(A run of records)
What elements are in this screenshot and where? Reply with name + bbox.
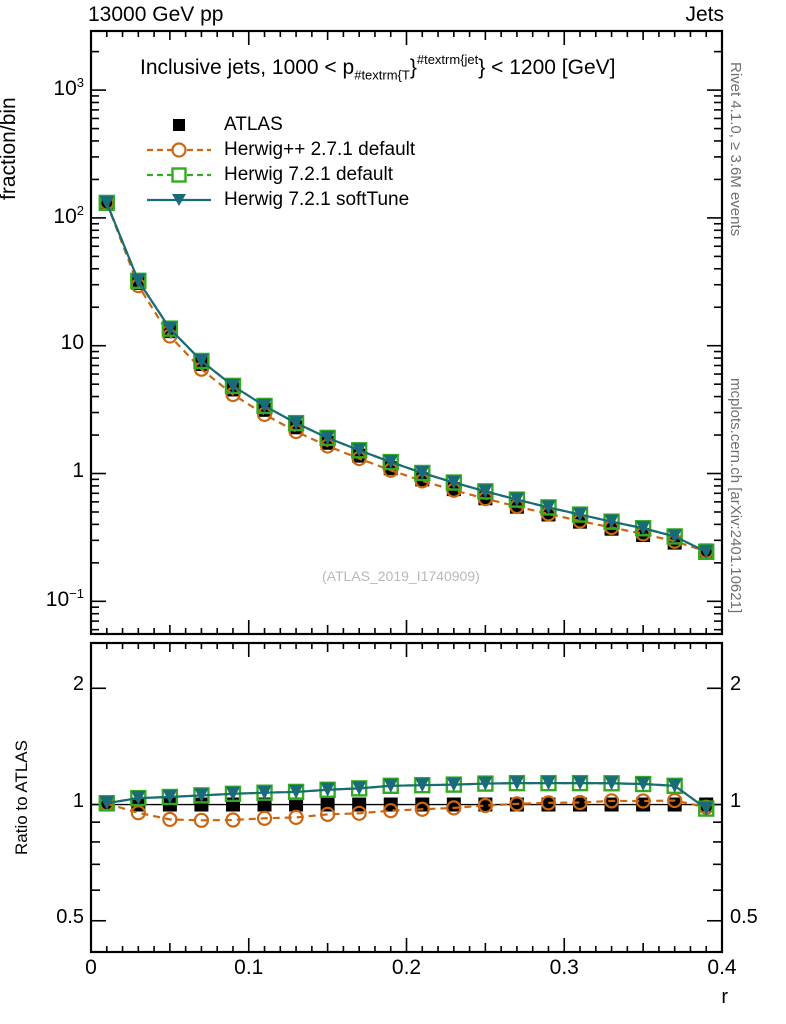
ratio-y-tick-label: 0.5	[56, 905, 84, 928]
main-y-tick-label: 102	[53, 202, 84, 228]
beam-energy-label: 13000 GeV pp	[88, 3, 224, 26]
ratio-y-tick-label: 2	[72, 673, 84, 696]
main-panel-y-axis-label: fraction/bin	[0, 97, 20, 200]
legend-label-herwig721: Herwig 7.2.1 default	[224, 163, 393, 185]
ratio-y-tick-label-right: 2	[730, 673, 742, 696]
legend-item-softtune[interactable]: Herwig 7.2.1 softTune	[146, 187, 415, 212]
legend-label-softtune: Herwig 7.2.1 softTune	[224, 188, 410, 210]
ratio-panel-data	[98, 774, 715, 828]
ratio-y-tick-label: 1	[72, 789, 84, 812]
x-tick-label: 0.2	[391, 956, 422, 979]
plot-title-post: } < 1200 [GeV]	[478, 55, 616, 79]
plot-title-pre: Inclusive jets, 1000 < p	[140, 55, 355, 79]
main-y-tick-label: 10	[60, 330, 84, 354]
analysis-id-watermark: (ATLAS_2019_I1740909)	[322, 568, 480, 584]
plot-title-superscript: #textrm{jet	[416, 52, 479, 67]
legend-item-herwig721[interactable]: Herwig 7.2.1 default	[146, 162, 415, 187]
rivet-version-label: Rivet 4.1.0, ≥ 3.6M events	[727, 62, 744, 237]
x-tick-label: 0.3	[549, 956, 579, 979]
main-panel-data	[98, 194, 715, 561]
ratio-panel-y-axis-label: Ratio to ATLAS	[12, 740, 31, 855]
ratio-y-tick-label-right: 1	[730, 789, 742, 812]
ratio-y-tick-label-right: 0.5	[730, 905, 758, 928]
plot-title: Inclusive jets, 1000 < p#textrm{T}#textr…	[140, 52, 615, 83]
main-y-tick-label: 10−1	[45, 586, 84, 612]
x-tick-label: 0.4	[707, 956, 737, 979]
plot-title-mid: }	[409, 55, 417, 79]
legend: ATLAS Herwig++ 2.7.1 default Herwig 7.2.…	[146, 112, 415, 212]
legend-label-herwigpp: Herwig++ 2.7.1 default	[224, 138, 416, 160]
x-tick-label: 0	[85, 956, 97, 979]
main-y-tick-label: 103	[53, 75, 84, 101]
ratio-panel-ticks	[90, 643, 723, 952]
plot-title-subscript: #textrm{T	[354, 67, 410, 83]
x-tick-label: 0.1	[234, 956, 264, 979]
analysis-category-label: Jets	[685, 3, 724, 26]
legend-key-atlas	[146, 114, 212, 136]
legend-key-herwig721	[146, 164, 212, 186]
main-y-tick-label: 1	[72, 458, 84, 482]
legend-label-atlas: ATLAS	[224, 113, 283, 135]
legend-item-herwigpp[interactable]: Herwig++ 2.7.1 default	[146, 137, 415, 162]
mcplots-source-label: mcplots.cern.ch [arXiv:2401.10621]	[727, 378, 744, 614]
legend-key-softtune	[146, 189, 212, 211]
ratio-panel-frame	[89, 641, 724, 954]
legend-item-atlas[interactable]: ATLAS	[146, 112, 415, 137]
x-axis-label: r	[721, 986, 728, 1008]
legend-key-herwigpp	[146, 139, 212, 161]
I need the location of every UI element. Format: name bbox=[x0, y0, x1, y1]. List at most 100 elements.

* **What you have to do**: Format every line of the material above as a JSON list of strings, one string per line, leaving out blank lines and the pictures.

* **Solution below**:
[
  "What elements are in this screenshot and where? Reply with name + bbox.",
  "ratio-y-tick-label: 0.5\t[56, 905, 84, 928]",
  "main-y-tick-label: 102\t[53, 202, 84, 228]",
  "beam-energy-label: 13000 GeV pp\t[88, 3, 224, 26]",
  "ratio-y-tick-label: 2\t[72, 673, 84, 696]",
  "main-panel-y-axis-label: fraction/bin\t[0, 97, 20, 200]",
  "legend-label-herwig721: Herwig 7.2.1 default\t[224, 163, 393, 185]",
  "ratio-y-tick-label-right: 2\t[730, 673, 742, 696]",
  "legend-item-softtune[interactable]: Herwig 7.2.1 softTune\t[146, 187, 415, 212]",
  "legend-label-softtune: Herwig 7.2.1 softTune\t[224, 188, 410, 210]",
  "ratio-panel-data\t[98, 774, 715, 828]",
  "ratio-y-tick-label: 1\t[72, 789, 84, 812]",
  "x-tick-label: 0.2\t[391, 956, 422, 979]",
  "plot-title-post: } < 1200 [GeV]\t[478, 55, 616, 79]",
  "plot-title-pre: Inclusive jets, 1000 < p\t[140, 55, 355, 79]",
  "main-y-tick-label: 10\t[60, 330, 84, 354]",
  "analysis-id-watermark: (ATLAS_2019_I1740909)\t[322, 568, 480, 584]",
  "plot-title-superscript: #textrm{jet\t[416, 52, 479, 67]",
  "legend-item-herwig721[interactable]: Herwig 7.2.1 default\t[146, 162, 415, 187]",
  "rivet-version-label: Rivet 4.1.0, ≥ 3.6M events\t[727, 62, 744, 237]",
  "x-tick-label: 0.3\t[549, 956, 579, 979]",
  "main-panel-data\t[98, 194, 715, 561]",
  "ratio-panel-y-axis-label: Ratio to ATLAS\t[12, 740, 31, 855]",
  "ratio-y-tick-label-right: 1\t[730, 789, 742, 812]",
  "ratio-y-tick-label-right: 0.5\t[730, 905, 758, 928]",
  "plot-title: Inclusive jets, 1000 < p#textrm{T}#textr…\t[140, 52, 615, 83]",
  "main-y-tick-label: 10−1\t[45, 586, 84, 612]",
  "x-tick-label: 0.4\t[707, 956, 737, 979]",
  "plot-title-mid: }\t[409, 55, 417, 79]",
  "legend: ATLAS Herwig++ 2.7.1 default Herwig 7.2.…\t[146, 112, 415, 212]",
  "legend-label-herwigpp: Herwig++ 2.7.1 default\t[224, 138, 416, 160]",
  "x-tick-label: 0\t[85, 956, 97, 979]",
  "main-y-tick-label: 103\t[53, 75, 84, 101]",
  "ratio-panel-ticks\t[90, 643, 723, 952]",
  "plot-title-subscript: #textrm{T\t[354, 67, 410, 83]",
  "x-tick-label: 0.1\t[234, 956, 264, 979]",
  "analysis-category-label: Jets\t[685, 3, 724, 26]",
  "legend-key-atlas\t[146, 114, 212, 136]",
  "legend-key-herwig721\t[146, 164, 212, 186]",
  "main-y-tick-label: 1\t[72, 458, 84, 482]",
  "legend-label-atlas: ATLAS\t[224, 113, 283, 135]",
  "legend-item-herwigpp[interactable]: Herwig++ 2.7.1 default\t[146, 137, 415, 162]",
  "mcplots-source-label: mcplots.cern.ch [arXiv:2401.10621]\t[727, 378, 744, 614]",
  "legend-key-softtune\t[146, 189, 212, 211]",
  "ratio-panel-frame\t[89, 641, 724, 954]",
  "legend-item-atlas[interactable]: ATLAS\t[146, 112, 415, 137]",
  "x-axis-label: r\t[721, 986, 728, 1008]",
  "legend-key-herwigpp\t[146, 139, 212, 161]",
  "I need the location of every UI element. Format: name bbox=[x0, y0, x1, y1]. List at most 100 elements."
]